[START Provided data]

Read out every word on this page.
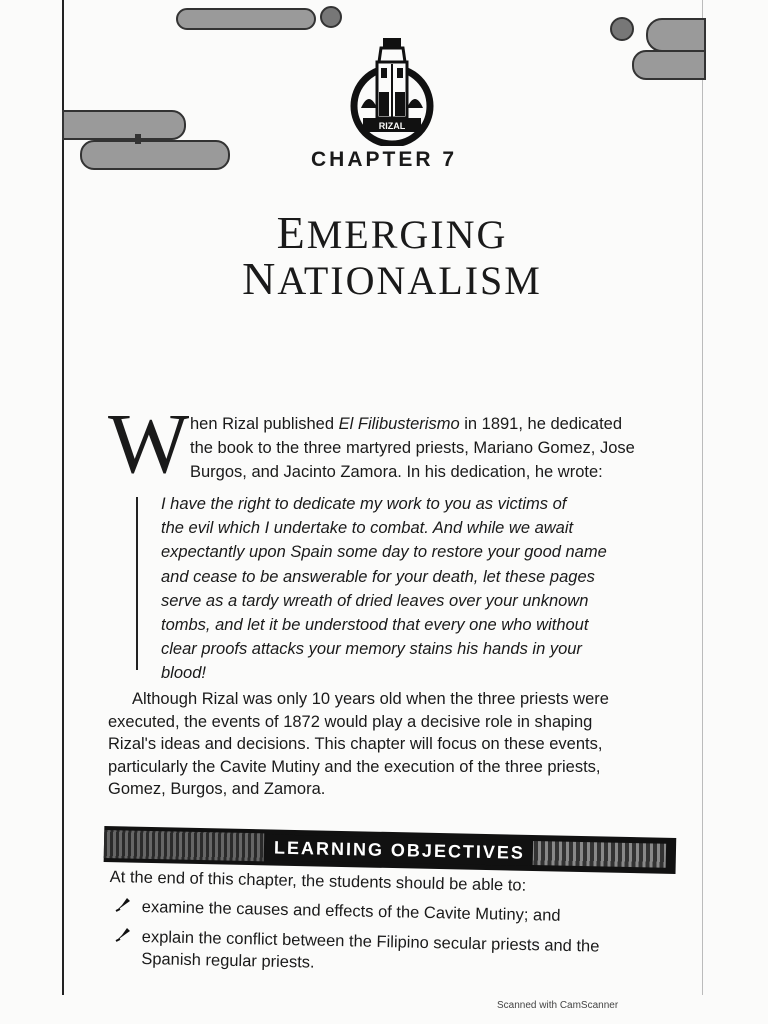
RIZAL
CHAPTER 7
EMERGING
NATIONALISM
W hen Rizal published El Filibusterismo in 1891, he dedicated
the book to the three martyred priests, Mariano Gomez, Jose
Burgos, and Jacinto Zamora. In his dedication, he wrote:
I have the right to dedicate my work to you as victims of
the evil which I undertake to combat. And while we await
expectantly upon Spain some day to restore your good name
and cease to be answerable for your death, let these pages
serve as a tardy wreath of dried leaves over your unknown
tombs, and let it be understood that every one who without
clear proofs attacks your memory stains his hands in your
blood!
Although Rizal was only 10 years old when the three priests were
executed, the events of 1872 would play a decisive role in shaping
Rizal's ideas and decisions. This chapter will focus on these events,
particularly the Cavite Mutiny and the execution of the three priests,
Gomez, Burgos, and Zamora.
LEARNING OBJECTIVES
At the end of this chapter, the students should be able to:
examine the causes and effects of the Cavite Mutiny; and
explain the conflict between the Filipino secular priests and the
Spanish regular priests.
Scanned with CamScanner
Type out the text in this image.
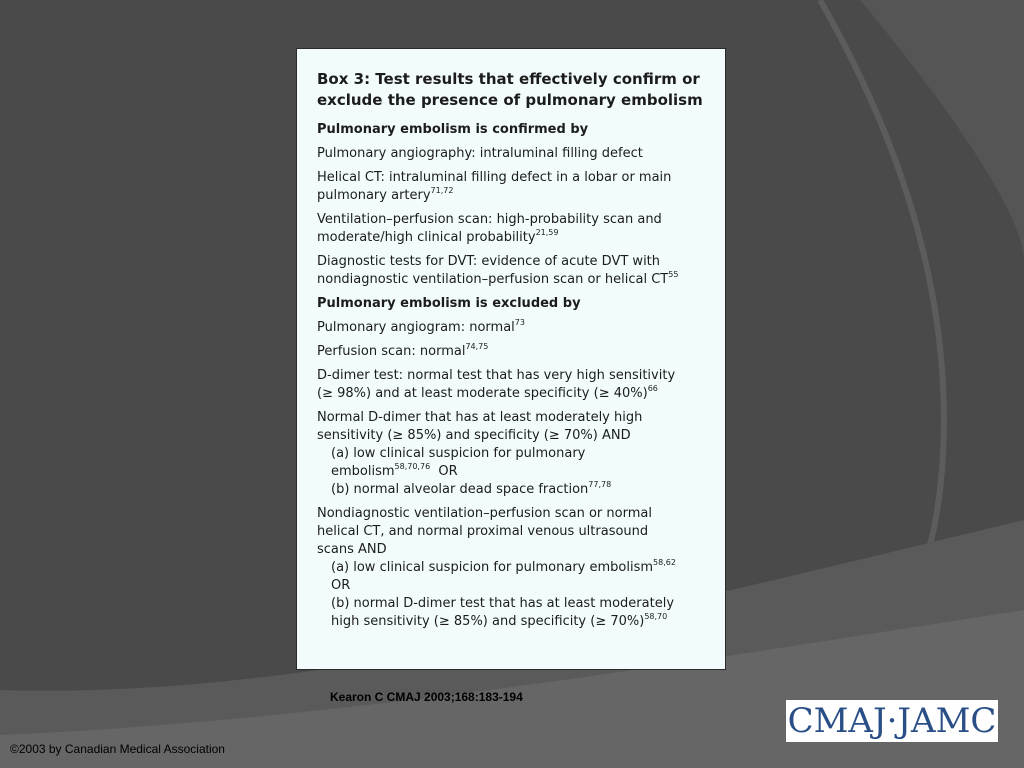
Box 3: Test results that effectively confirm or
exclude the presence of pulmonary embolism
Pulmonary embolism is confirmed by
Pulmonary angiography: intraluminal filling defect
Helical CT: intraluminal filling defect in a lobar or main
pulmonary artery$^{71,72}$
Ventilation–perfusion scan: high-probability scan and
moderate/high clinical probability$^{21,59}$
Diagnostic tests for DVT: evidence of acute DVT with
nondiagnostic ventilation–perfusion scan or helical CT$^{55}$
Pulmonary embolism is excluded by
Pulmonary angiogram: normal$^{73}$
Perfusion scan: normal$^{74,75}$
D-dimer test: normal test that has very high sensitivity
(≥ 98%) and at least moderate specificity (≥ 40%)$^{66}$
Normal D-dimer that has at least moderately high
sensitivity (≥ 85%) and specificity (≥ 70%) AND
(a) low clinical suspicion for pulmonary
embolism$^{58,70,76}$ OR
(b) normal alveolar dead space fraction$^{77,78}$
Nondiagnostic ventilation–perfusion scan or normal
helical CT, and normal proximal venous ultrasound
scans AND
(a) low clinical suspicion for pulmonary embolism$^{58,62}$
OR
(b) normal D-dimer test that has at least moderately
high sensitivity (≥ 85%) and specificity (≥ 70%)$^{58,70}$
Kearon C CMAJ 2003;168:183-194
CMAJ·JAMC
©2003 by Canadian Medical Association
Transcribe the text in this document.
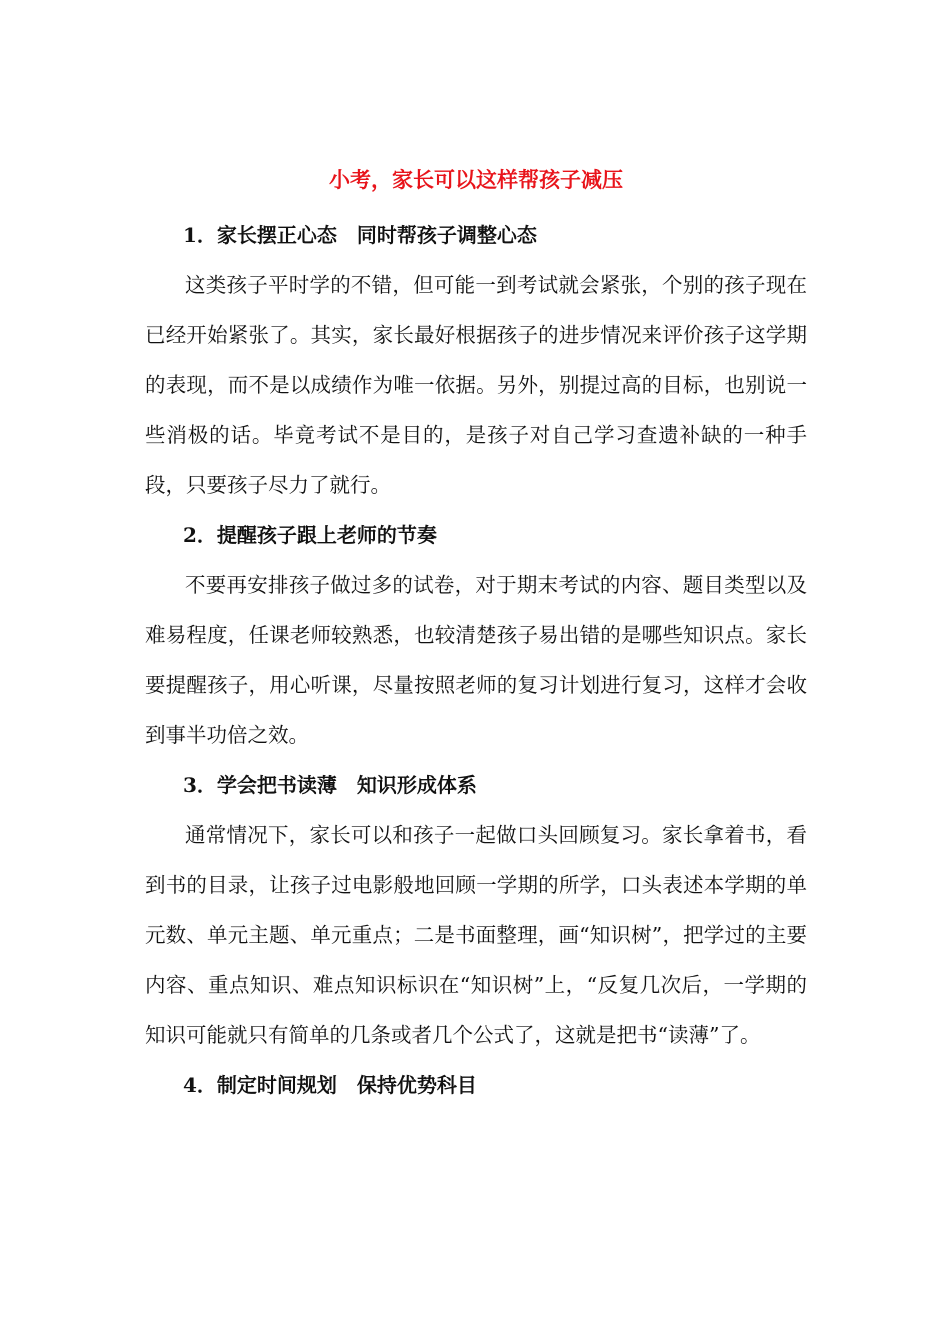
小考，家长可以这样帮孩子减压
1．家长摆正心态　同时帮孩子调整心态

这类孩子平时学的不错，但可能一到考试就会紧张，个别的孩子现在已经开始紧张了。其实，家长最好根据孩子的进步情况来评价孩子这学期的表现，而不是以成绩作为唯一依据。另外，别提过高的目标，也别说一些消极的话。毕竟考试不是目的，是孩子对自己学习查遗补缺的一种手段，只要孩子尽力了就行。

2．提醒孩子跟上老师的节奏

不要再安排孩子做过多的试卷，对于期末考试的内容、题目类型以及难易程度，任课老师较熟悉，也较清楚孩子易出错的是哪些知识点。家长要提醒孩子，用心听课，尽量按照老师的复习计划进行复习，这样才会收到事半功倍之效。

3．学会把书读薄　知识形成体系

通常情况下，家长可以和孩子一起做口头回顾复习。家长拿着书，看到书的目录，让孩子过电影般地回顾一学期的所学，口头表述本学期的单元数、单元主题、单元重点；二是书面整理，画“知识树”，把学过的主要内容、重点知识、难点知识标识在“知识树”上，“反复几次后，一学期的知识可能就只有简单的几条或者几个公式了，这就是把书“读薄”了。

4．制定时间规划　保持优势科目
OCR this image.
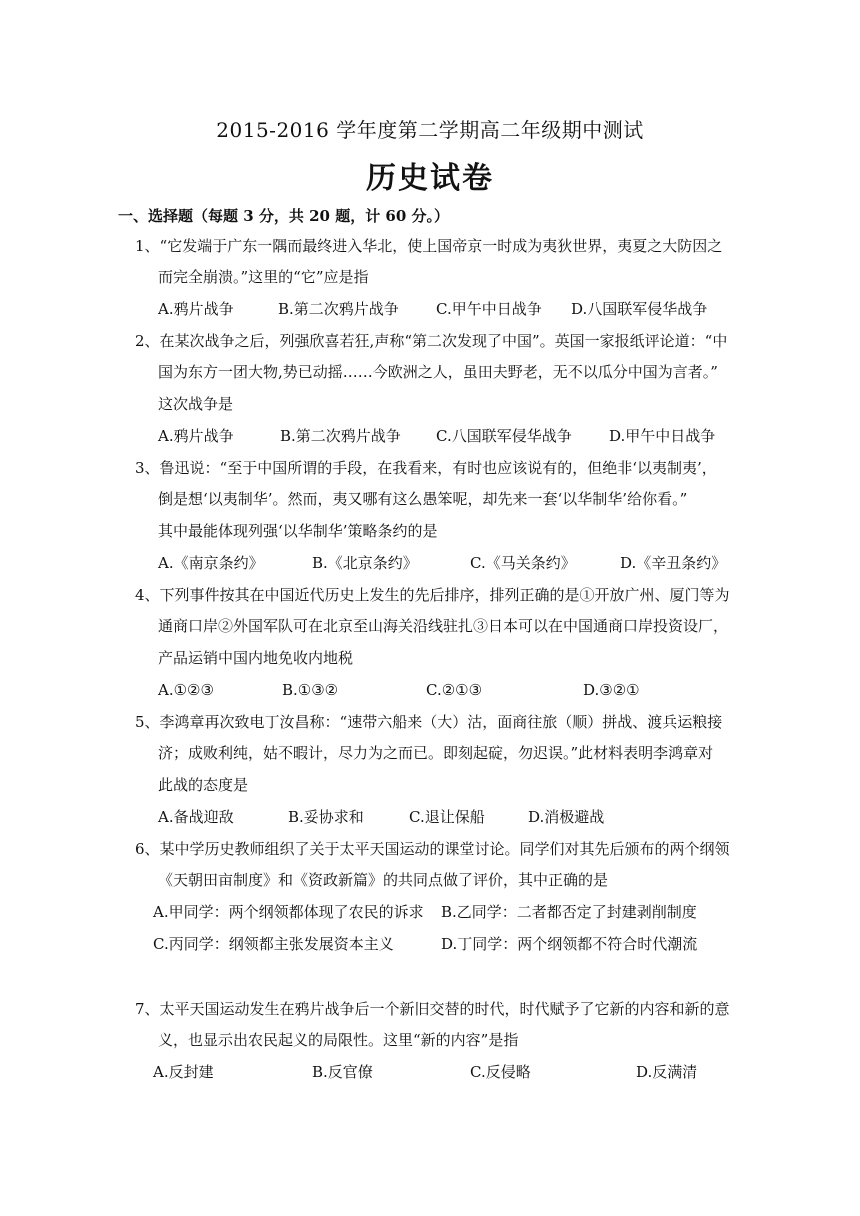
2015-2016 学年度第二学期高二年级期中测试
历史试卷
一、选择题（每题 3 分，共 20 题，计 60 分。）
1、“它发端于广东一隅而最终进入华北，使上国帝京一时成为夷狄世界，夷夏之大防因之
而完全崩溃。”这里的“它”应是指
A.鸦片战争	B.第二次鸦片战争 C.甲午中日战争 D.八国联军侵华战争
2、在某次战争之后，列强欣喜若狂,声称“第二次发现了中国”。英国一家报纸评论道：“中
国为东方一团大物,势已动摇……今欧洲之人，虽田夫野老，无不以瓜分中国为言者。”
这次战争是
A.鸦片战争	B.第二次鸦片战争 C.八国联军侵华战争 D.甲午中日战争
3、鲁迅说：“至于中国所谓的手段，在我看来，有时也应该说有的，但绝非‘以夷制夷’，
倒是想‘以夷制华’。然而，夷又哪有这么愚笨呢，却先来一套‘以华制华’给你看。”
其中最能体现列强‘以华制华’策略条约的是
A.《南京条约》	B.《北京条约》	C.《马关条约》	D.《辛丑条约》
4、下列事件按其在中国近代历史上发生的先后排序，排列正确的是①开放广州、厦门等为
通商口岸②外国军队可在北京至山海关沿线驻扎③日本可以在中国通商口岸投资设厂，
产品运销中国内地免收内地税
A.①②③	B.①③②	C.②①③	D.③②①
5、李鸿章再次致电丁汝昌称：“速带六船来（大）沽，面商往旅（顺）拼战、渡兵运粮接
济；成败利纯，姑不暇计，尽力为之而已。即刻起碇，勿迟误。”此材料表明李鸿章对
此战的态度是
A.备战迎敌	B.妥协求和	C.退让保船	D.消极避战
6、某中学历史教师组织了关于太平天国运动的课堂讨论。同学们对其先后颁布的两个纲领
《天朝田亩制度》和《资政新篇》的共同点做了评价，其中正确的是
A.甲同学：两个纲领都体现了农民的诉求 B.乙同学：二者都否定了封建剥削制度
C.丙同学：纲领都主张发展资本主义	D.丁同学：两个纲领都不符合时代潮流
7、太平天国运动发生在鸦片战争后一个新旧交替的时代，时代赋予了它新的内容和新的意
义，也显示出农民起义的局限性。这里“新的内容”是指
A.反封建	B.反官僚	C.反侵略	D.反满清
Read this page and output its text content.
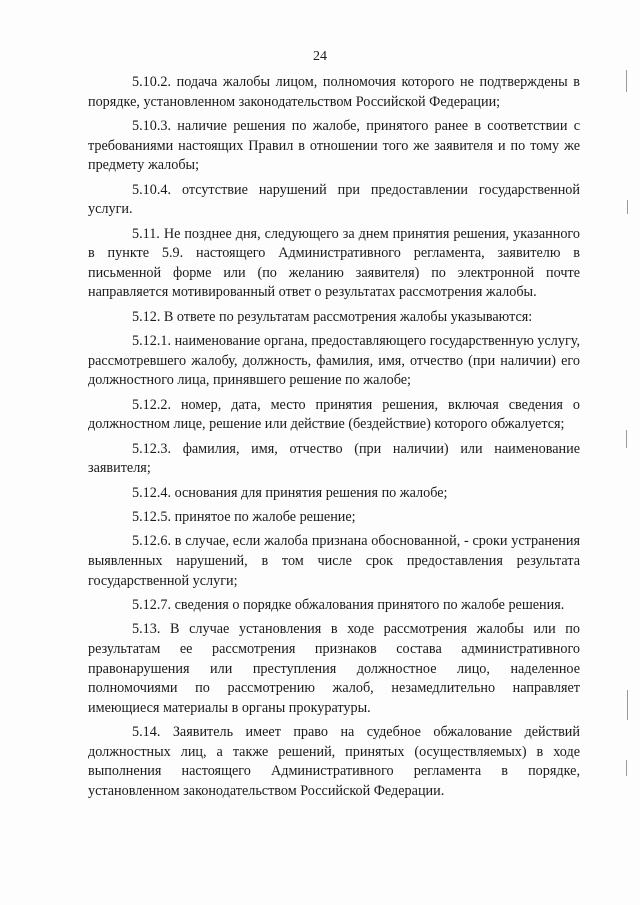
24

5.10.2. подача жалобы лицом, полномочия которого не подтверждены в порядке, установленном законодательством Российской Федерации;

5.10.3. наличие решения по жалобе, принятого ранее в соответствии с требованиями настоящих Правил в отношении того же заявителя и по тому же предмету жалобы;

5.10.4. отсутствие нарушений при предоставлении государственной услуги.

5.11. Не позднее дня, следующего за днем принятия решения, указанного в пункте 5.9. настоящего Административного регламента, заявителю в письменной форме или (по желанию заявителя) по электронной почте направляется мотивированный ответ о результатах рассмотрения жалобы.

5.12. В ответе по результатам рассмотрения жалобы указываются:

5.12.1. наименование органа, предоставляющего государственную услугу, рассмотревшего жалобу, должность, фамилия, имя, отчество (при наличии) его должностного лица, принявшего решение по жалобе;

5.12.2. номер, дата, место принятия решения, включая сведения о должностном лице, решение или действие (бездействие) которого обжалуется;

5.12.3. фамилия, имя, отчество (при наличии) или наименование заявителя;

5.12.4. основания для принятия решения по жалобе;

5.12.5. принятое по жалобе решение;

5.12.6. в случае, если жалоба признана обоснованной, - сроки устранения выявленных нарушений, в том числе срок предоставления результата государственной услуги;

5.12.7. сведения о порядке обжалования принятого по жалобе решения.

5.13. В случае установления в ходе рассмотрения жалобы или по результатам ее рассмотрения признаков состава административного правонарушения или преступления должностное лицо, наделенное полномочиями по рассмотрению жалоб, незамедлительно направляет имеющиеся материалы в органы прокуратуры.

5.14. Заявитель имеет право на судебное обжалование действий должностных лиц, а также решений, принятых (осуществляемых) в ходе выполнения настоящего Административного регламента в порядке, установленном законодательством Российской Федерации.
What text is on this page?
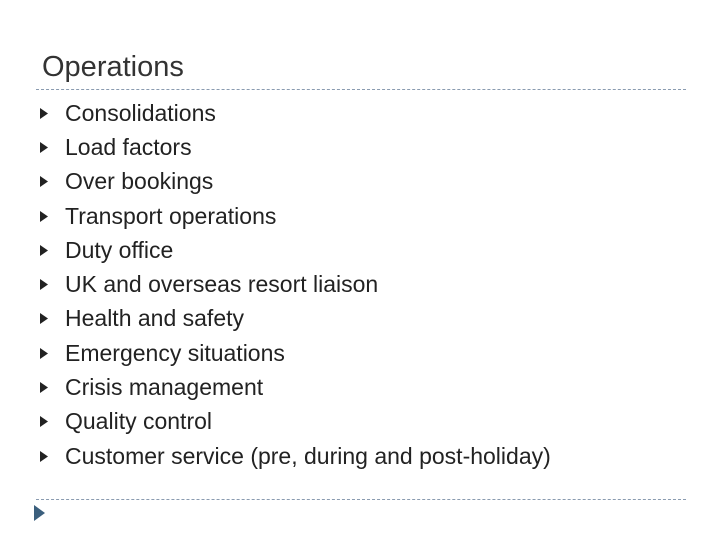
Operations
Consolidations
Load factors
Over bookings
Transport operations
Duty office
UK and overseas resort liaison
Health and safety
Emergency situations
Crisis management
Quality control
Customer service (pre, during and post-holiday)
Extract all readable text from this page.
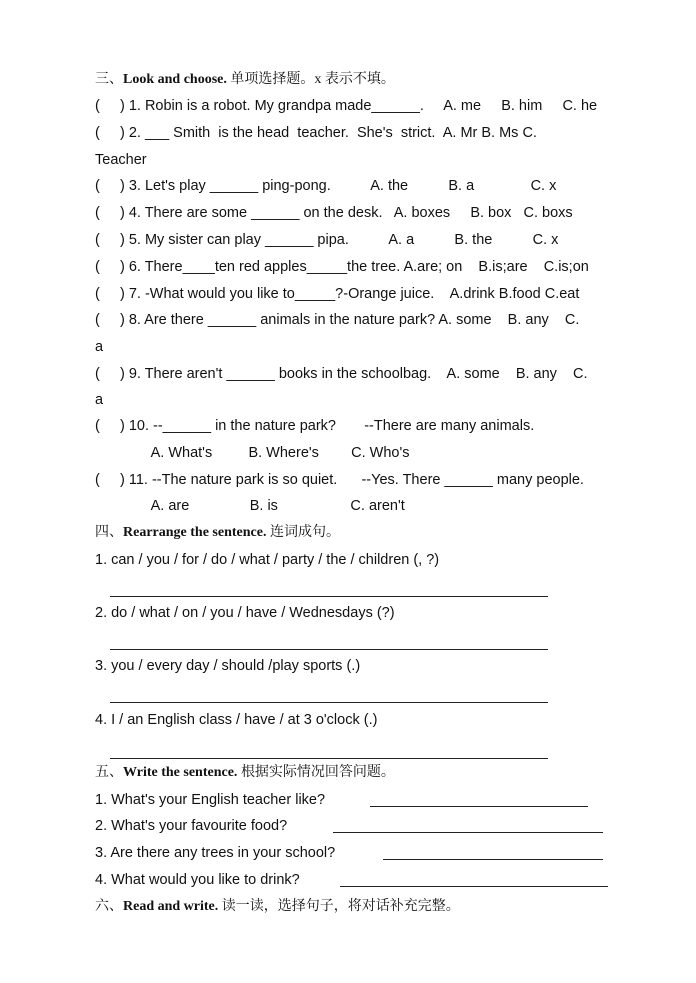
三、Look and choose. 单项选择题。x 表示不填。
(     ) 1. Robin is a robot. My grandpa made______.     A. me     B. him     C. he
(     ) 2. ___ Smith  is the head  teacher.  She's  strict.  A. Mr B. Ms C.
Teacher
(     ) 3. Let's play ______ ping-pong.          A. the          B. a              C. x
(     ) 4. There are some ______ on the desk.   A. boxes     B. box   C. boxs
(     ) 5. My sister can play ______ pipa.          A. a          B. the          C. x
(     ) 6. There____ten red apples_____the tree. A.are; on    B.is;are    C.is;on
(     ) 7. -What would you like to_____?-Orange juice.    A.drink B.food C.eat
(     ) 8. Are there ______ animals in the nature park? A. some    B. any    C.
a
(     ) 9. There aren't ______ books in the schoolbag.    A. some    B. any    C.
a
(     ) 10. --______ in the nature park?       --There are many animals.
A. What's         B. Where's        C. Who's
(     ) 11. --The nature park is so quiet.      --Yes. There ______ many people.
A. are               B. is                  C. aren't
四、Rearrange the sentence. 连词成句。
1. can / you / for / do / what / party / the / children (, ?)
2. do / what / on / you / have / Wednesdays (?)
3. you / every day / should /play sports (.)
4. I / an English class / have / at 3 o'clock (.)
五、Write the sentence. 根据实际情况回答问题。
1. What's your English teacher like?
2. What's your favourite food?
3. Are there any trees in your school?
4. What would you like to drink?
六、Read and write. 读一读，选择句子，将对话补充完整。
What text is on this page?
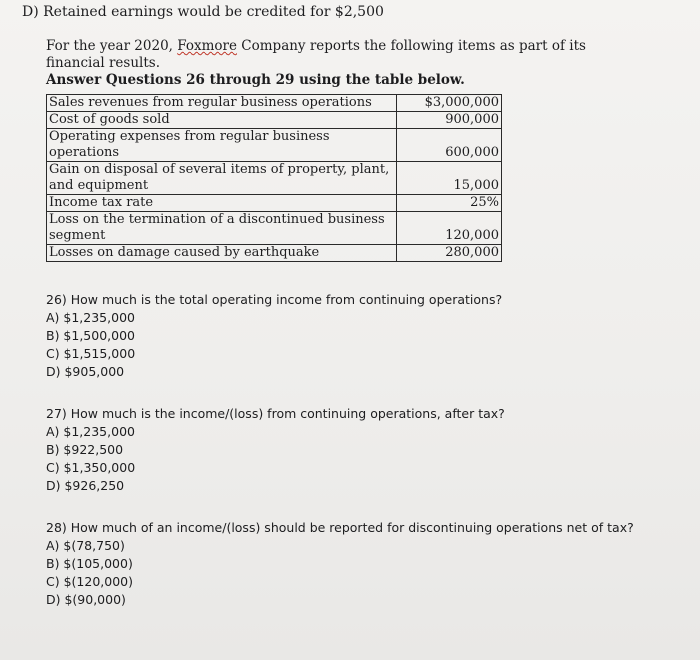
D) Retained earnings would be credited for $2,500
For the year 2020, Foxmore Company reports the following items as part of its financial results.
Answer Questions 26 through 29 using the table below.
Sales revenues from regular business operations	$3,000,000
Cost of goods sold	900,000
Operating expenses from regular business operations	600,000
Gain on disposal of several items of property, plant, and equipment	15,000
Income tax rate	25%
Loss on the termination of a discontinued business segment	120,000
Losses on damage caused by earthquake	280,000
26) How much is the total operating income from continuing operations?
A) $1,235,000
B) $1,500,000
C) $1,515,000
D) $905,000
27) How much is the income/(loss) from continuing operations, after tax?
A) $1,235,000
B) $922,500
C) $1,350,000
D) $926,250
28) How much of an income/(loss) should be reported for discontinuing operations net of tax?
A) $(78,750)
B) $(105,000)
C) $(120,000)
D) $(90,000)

[END Provided data]

Written request: Only the count is wanted: report how many lines of the material above hold the word "filling".

Completed task: 2